[Stored data]
§ §
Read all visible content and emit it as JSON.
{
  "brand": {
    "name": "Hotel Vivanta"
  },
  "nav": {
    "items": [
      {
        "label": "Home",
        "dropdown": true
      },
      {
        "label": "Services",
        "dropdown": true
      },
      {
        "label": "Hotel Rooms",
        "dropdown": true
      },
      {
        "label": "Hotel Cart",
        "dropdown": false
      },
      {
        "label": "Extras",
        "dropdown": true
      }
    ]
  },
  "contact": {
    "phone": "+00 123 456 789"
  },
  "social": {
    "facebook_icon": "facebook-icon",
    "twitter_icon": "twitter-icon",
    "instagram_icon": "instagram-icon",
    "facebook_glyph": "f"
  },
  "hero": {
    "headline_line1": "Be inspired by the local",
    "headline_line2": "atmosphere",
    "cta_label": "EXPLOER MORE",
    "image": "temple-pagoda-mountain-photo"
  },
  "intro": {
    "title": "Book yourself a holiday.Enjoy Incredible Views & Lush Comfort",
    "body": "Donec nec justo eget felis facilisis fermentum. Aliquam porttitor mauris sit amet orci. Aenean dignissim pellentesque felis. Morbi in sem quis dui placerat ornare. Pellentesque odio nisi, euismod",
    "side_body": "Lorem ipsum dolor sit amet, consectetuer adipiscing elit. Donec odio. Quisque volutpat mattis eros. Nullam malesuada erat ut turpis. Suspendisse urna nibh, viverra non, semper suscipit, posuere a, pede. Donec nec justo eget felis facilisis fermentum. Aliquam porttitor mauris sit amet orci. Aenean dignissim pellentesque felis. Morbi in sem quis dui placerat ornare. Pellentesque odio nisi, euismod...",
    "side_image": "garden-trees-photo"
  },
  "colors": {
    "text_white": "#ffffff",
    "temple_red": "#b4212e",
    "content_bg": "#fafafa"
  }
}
§ §
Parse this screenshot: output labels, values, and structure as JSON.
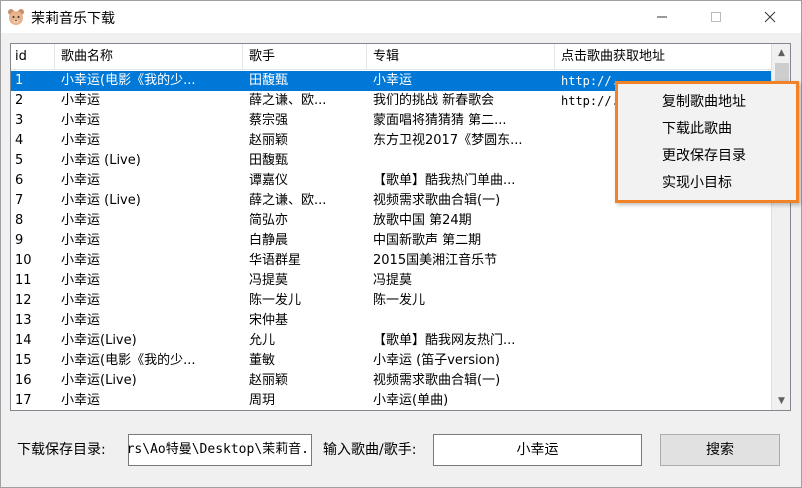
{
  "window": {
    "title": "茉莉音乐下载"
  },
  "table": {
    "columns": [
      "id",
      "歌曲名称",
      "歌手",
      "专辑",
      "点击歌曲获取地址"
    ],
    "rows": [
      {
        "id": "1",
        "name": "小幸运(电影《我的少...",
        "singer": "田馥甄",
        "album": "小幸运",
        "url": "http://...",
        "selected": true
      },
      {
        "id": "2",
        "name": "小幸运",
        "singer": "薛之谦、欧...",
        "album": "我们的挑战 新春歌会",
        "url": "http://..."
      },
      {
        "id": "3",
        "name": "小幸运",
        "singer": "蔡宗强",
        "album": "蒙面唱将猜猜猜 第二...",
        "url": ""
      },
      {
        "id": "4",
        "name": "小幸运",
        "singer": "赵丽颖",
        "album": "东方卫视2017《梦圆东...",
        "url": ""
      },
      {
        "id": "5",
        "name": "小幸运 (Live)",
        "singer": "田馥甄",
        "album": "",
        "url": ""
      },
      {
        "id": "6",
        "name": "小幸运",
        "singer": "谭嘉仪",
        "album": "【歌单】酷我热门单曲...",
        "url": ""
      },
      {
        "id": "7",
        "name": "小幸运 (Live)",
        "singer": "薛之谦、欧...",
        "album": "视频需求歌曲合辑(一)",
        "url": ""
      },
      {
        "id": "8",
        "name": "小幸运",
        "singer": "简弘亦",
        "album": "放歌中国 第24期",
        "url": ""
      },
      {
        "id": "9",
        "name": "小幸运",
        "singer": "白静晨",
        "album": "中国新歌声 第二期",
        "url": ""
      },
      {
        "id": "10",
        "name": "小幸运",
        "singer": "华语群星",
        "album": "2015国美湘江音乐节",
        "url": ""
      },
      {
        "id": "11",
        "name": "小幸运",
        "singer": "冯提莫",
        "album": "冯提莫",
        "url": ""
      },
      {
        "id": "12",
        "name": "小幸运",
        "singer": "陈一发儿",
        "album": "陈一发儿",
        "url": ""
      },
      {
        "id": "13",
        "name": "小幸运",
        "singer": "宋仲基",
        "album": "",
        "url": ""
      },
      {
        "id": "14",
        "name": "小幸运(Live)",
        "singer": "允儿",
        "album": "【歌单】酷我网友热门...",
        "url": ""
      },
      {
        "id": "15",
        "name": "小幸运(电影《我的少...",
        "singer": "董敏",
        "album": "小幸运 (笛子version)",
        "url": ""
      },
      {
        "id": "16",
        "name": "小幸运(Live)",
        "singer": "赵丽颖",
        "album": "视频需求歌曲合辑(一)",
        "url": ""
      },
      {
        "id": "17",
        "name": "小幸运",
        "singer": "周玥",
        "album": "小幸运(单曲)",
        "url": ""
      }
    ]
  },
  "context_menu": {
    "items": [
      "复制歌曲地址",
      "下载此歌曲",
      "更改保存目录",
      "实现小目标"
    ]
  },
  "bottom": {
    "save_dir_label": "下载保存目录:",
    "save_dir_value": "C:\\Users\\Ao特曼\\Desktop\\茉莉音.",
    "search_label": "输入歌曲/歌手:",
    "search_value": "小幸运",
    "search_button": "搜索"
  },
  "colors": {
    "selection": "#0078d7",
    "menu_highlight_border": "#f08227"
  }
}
§ §
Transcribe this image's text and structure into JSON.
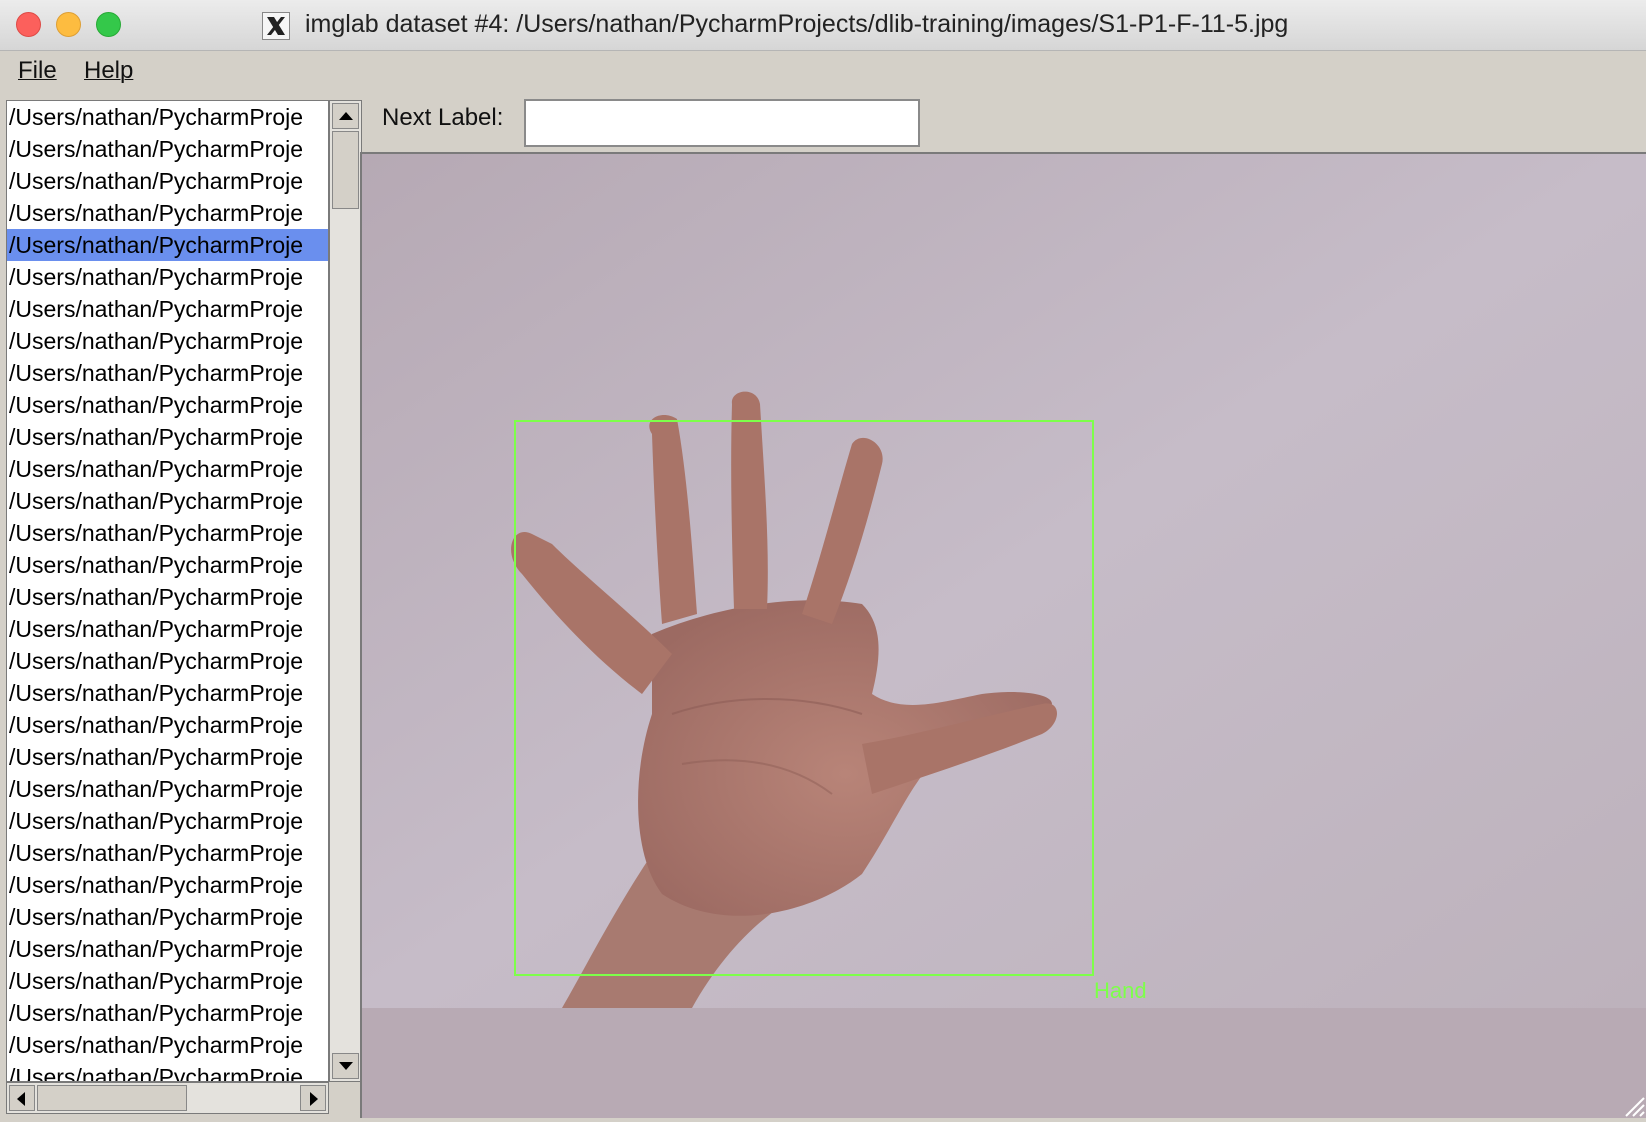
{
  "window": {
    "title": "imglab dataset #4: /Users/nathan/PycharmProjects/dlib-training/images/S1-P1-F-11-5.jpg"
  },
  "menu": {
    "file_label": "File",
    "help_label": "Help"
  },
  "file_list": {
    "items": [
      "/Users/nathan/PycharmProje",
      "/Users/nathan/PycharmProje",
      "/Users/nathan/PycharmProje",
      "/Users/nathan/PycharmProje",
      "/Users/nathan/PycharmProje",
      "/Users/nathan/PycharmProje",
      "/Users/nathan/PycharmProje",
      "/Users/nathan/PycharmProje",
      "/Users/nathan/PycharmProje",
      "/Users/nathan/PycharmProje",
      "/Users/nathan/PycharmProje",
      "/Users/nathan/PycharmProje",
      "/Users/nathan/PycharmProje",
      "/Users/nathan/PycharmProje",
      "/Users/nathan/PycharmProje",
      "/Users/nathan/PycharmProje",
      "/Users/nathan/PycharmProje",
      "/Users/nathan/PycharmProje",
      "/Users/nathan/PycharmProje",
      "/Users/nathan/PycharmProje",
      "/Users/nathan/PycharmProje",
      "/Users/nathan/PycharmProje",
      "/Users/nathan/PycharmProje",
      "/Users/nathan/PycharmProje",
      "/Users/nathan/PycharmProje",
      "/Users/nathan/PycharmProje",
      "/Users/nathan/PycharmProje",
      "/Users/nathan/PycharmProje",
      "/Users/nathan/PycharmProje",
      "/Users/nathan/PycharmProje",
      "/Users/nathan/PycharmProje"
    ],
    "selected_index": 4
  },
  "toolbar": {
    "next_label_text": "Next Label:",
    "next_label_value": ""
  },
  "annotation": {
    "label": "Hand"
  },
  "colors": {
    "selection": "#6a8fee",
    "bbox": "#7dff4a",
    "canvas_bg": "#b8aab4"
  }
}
§ §
▶ _Objective_
Only lines holding the string "dignissim" are wanted; gather each one from the entries above.

▶ _Reply_
    "body": "Donec nec justo eget felis facilisis fermentum. Aliquam porttitor mauris sit amet orci. Aenean dignissim pellentesque felis. Morbi in sem quis dui placerat ornare. Pellentesque odio nisi, euismod",
    "side_body": "Lorem ipsum dolor sit amet, consectetuer adipiscing elit. Donec odio. Quisque volutpat mattis eros. Nullam malesuada erat ut turpis. Suspendisse urna nibh, viverra non, semper suscipit, posuere a, pede. Donec nec justo eget felis facilisis fermentum. Aliquam porttitor mauris sit amet orci. Aenean dignissim pellentesque felis. Morbi in sem quis dui placerat ornare. Pellentesque odio nisi, euismod...",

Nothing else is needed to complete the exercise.